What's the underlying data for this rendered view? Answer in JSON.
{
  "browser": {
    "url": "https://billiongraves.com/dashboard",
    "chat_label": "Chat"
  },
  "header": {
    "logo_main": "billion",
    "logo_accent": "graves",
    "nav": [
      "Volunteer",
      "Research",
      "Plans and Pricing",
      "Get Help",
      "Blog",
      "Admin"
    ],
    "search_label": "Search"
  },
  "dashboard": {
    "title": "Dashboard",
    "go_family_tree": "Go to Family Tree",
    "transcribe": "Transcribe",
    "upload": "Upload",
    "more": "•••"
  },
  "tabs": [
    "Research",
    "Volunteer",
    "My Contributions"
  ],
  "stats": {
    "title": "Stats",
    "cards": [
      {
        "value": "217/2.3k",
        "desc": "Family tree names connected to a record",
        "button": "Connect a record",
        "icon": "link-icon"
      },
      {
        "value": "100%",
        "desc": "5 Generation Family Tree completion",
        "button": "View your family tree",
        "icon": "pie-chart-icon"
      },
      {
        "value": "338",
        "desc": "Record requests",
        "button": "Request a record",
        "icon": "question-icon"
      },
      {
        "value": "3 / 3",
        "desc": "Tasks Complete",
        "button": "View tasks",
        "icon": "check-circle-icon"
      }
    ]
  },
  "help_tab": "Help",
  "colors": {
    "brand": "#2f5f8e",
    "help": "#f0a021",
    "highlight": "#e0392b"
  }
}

******

Output the records exactly, including every line.

What's the underlying data for this rendered view? Answer in JSON.
{
  "browser": {
    "url": "https://billiongraves.com/dashboard",
    "chat_label": "Chat"
  },
  "header": {
    "logo_main": "billion",
    "logo_accent": "graves",
    "nav": [
      "Volunteer",
      "Research",
      "Plans and Pricing",
      "Get Help",
      "Blog",
      "Admin"
    ],
    "search_label": "Search"
  },
  "dashboard": {
    "title": "Dashboard",
    "go_family_tree": "Go to Family Tree",
    "transcribe": "Transcribe",
    "upload": "Upload",
    "more": "•••"
  },
  "tabs": [
    "Research",
    "Volunteer",
    "My Contributions"
  ],
  "stats": {
    "title": "Stats",
    "cards": [
      {
        "value": "217/2.3k",
        "desc": "Family tree names connected to a record",
        "button": "Connect a record",
        "icon": "link-icon"
      },
      {
        "value": "100%",
        "desc": "5 Generation Family Tree completion",
        "button": "View your family tree",
        "icon": "pie-chart-icon"
      },
      {
        "value": "338",
        "desc": "Record requests",
        "button": "Request a record",
        "icon": "question-icon"
      },
      {
        "value": "3 / 3",
        "desc": "Tasks Complete",
        "button": "View tasks",
        "icon": "check-circle-icon"
      }
    ]
  },
  "help_tab": "Help",
  "colors": {
    "brand": "#2f5f8e",
    "help": "#f0a021",
    "highlight": "#e0392b"
  }
}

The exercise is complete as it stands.